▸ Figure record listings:
########################################
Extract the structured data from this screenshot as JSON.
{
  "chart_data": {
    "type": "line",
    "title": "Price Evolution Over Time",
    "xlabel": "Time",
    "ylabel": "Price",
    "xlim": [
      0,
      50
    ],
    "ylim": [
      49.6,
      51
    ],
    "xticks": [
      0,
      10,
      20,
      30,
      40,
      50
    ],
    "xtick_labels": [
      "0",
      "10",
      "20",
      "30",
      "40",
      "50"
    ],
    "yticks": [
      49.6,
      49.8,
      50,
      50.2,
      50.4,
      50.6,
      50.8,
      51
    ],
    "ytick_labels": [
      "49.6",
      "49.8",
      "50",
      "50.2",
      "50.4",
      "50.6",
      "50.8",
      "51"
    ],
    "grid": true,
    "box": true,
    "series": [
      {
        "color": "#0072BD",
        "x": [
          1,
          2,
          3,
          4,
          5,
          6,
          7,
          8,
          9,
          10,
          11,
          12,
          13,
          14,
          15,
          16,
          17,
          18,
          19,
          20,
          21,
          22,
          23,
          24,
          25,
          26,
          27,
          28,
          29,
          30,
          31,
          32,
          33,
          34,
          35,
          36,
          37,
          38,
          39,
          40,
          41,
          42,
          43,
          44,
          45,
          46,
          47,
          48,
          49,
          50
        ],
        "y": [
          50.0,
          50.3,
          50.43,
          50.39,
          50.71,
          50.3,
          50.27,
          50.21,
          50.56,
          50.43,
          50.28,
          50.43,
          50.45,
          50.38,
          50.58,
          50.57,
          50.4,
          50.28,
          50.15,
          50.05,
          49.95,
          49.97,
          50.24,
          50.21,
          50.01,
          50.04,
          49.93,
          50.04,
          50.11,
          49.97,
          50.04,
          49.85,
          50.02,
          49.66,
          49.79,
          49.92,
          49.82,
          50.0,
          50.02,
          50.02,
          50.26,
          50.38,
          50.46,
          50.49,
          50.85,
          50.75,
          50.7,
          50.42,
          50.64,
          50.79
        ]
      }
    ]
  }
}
########################################
▸ Problem description: Find and copy every line in the entries above where the string "Time" occurs.

▸ Expected answer:
    "title": "Price Evolution Over Time",
    "xlabel": "Time",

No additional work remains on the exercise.